_Task requirements_: Rewrite the listing below, renaming every "axes-frame" to "plot-area" and keeping everything else the same.

_Data provided_:
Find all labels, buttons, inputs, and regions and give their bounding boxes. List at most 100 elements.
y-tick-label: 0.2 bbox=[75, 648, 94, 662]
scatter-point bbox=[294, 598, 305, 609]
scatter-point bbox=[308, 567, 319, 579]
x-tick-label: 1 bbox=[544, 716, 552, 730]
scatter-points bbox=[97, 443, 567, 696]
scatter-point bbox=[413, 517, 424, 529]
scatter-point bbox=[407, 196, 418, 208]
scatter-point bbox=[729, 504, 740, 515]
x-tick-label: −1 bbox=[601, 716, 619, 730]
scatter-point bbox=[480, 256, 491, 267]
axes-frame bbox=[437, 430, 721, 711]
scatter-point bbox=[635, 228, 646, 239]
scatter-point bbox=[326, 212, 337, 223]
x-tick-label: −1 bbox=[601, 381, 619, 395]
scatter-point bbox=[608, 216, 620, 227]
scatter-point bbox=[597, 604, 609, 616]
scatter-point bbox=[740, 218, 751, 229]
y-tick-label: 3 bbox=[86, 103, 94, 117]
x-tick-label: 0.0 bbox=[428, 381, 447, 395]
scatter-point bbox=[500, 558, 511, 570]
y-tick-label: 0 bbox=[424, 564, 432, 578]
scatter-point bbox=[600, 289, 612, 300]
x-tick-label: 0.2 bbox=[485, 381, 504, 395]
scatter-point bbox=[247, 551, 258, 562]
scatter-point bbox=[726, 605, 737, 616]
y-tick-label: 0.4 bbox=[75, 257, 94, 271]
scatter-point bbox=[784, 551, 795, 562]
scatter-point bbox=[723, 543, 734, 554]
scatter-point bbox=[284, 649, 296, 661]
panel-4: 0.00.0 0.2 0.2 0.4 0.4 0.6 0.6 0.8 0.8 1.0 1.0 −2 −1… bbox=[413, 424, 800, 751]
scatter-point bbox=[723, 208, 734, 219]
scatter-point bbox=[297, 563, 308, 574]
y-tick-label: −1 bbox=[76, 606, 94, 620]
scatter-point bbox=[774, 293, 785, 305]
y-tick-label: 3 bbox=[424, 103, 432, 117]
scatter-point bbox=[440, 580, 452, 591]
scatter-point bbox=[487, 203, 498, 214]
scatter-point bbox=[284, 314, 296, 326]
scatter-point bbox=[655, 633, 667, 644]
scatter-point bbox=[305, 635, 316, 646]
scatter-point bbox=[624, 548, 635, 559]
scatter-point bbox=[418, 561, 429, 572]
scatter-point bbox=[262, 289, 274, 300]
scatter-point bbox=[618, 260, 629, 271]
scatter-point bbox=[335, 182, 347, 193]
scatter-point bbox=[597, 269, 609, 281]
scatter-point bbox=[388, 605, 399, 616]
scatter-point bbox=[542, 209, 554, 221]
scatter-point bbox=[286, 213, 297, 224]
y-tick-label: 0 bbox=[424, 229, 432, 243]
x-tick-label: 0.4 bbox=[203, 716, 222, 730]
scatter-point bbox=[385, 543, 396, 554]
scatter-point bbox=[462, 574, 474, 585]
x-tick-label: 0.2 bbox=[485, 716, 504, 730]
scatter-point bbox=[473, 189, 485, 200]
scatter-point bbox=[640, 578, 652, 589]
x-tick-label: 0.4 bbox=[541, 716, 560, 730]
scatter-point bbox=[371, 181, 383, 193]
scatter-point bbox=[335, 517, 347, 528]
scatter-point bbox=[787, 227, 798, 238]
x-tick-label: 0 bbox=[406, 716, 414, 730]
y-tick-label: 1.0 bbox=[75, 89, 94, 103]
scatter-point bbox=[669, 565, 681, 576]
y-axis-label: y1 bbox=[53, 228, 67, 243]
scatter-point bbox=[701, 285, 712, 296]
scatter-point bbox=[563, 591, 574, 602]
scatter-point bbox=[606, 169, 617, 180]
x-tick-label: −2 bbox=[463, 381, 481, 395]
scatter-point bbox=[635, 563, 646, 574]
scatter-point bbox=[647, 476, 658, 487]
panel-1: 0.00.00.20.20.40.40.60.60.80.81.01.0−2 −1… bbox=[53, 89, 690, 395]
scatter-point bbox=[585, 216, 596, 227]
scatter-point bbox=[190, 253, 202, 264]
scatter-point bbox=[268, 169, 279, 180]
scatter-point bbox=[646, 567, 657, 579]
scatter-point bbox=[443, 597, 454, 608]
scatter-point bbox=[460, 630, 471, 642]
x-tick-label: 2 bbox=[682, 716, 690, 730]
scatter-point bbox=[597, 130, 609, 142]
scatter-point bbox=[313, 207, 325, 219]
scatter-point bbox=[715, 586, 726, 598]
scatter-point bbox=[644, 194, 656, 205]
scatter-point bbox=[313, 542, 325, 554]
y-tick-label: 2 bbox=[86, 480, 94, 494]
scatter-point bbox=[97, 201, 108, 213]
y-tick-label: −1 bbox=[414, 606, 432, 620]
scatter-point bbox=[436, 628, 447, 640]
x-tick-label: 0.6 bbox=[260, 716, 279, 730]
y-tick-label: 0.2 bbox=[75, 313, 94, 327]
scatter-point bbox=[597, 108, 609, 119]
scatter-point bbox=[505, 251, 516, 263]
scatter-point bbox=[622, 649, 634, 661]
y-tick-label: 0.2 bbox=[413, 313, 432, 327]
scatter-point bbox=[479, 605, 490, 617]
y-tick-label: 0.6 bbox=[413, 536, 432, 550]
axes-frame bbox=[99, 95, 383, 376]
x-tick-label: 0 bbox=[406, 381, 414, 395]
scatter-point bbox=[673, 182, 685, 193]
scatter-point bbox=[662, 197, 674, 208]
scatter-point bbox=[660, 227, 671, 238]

_Exercise result_:
Find all labels, buttons, inputs, and regions and give their bounding boxes. List at most 100 elements.
y-tick-label: 0.2 bbox=[75, 648, 94, 662]
scatter-point bbox=[294, 598, 305, 609]
scatter-point bbox=[308, 567, 319, 579]
x-tick-label: 1 bbox=[544, 716, 552, 730]
scatter-points bbox=[97, 443, 567, 696]
scatter-point bbox=[413, 517, 424, 529]
scatter-point bbox=[407, 196, 418, 208]
scatter-point bbox=[729, 504, 740, 515]
x-tick-label: −1 bbox=[601, 716, 619, 730]
scatter-point bbox=[480, 256, 491, 267]
plot-area bbox=[437, 430, 721, 711]
scatter-point bbox=[635, 228, 646, 239]
scatter-point bbox=[326, 212, 337, 223]
x-tick-label: −1 bbox=[601, 381, 619, 395]
scatter-point bbox=[608, 216, 620, 227]
scatter-point bbox=[597, 604, 609, 616]
scatter-point bbox=[740, 218, 751, 229]
y-tick-label: 3 bbox=[86, 103, 94, 117]
x-tick-label: 0.0 bbox=[428, 381, 447, 395]
scatter-point bbox=[500, 558, 511, 570]
y-tick-label: 0 bbox=[424, 564, 432, 578]
scatter-point bbox=[600, 289, 612, 300]
x-tick-label: 0.2 bbox=[485, 381, 504, 395]
scatter-point bbox=[247, 551, 258, 562]
scatter-point bbox=[726, 605, 737, 616]
y-tick-label: 0.4 bbox=[75, 257, 94, 271]
scatter-point bbox=[784, 551, 795, 562]
scatter-point bbox=[723, 543, 734, 554]
scatter-point bbox=[284, 649, 296, 661]
panel-4: 0.00.0 0.2 0.2 0.4 0.4 0.6 0.6 0.8 0.8 1.0 1.0 −2 −1… bbox=[413, 424, 800, 751]
scatter-point bbox=[723, 208, 734, 219]
scatter-point bbox=[297, 563, 308, 574]
y-tick-label: −1 bbox=[76, 606, 94, 620]
scatter-point bbox=[774, 293, 785, 305]
y-tick-label: 3 bbox=[424, 103, 432, 117]
scatter-point bbox=[440, 580, 452, 591]
scatter-point bbox=[487, 203, 498, 214]
scatter-point bbox=[284, 314, 296, 326]
scatter-point bbox=[655, 633, 667, 644]
scatter-point bbox=[305, 635, 316, 646]
scatter-point bbox=[624, 548, 635, 559]
scatter-point bbox=[418, 561, 429, 572]
scatter-point bbox=[262, 289, 274, 300]
scatter-point bbox=[618, 260, 629, 271]
scatter-point bbox=[335, 182, 347, 193]
scatter-point bbox=[597, 269, 609, 281]
scatter-point bbox=[388, 605, 399, 616]
scatter-point bbox=[542, 209, 554, 221]
scatter-point bbox=[286, 213, 297, 224]
y-tick-label: 0 bbox=[424, 229, 432, 243]
x-tick-label: 0.4 bbox=[203, 716, 222, 730]
scatter-point bbox=[385, 543, 396, 554]
scatter-point bbox=[462, 574, 474, 585]
x-tick-label: 0.2 bbox=[485, 716, 504, 730]
scatter-point bbox=[473, 189, 485, 200]
scatter-point bbox=[640, 578, 652, 589]
x-tick-label: 0.4 bbox=[541, 716, 560, 730]
scatter-point bbox=[371, 181, 383, 193]
scatter-point bbox=[335, 517, 347, 528]
scatter-point bbox=[787, 227, 798, 238]
x-tick-label: 0 bbox=[406, 716, 414, 730]
y-tick-label: 1.0 bbox=[75, 89, 94, 103]
scatter-point bbox=[669, 565, 681, 576]
y-axis-label: y1 bbox=[53, 228, 67, 243]
scatter-point bbox=[701, 285, 712, 296]
scatter-point bbox=[563, 591, 574, 602]
scatter-point bbox=[606, 169, 617, 180]
x-tick-label: −2 bbox=[463, 381, 481, 395]
scatter-point bbox=[635, 563, 646, 574]
scatter-point bbox=[647, 476, 658, 487]
panel-1: 0.00.00.20.20.40.40.60.60.80.81.01.0−2 −1… bbox=[53, 89, 690, 395]
scatter-point bbox=[585, 216, 596, 227]
scatter-point bbox=[190, 253, 202, 264]
scatter-point bbox=[268, 169, 279, 180]
scatter-point bbox=[646, 567, 657, 579]
scatter-point bbox=[443, 597, 454, 608]
scatter-point bbox=[460, 630, 471, 642]
x-tick-label: 2 bbox=[682, 716, 690, 730]
scatter-point bbox=[597, 130, 609, 142]
scatter-point bbox=[313, 207, 325, 219]
scatter-point bbox=[715, 586, 726, 598]
scatter-point bbox=[644, 194, 656, 205]
scatter-point bbox=[313, 542, 325, 554]
y-tick-label: 2 bbox=[86, 480, 94, 494]
scatter-point bbox=[97, 201, 108, 213]
y-tick-label: −1 bbox=[414, 606, 432, 620]
scatter-point bbox=[436, 628, 447, 640]
x-tick-label: 0.6 bbox=[260, 716, 279, 730]
y-tick-label: 0.2 bbox=[75, 313, 94, 327]
scatter-point bbox=[597, 108, 609, 119]
scatter-point bbox=[505, 251, 516, 263]
scatter-point bbox=[622, 649, 634, 661]
y-tick-label: 0.2 bbox=[413, 313, 432, 327]
scatter-point bbox=[479, 605, 490, 617]
y-tick-label: 0.6 bbox=[413, 536, 432, 550]
plot-area bbox=[99, 95, 383, 376]
x-tick-label: 0 bbox=[406, 381, 414, 395]
scatter-point bbox=[673, 182, 685, 193]
scatter-point bbox=[662, 197, 674, 208]
scatter-point bbox=[660, 227, 671, 238]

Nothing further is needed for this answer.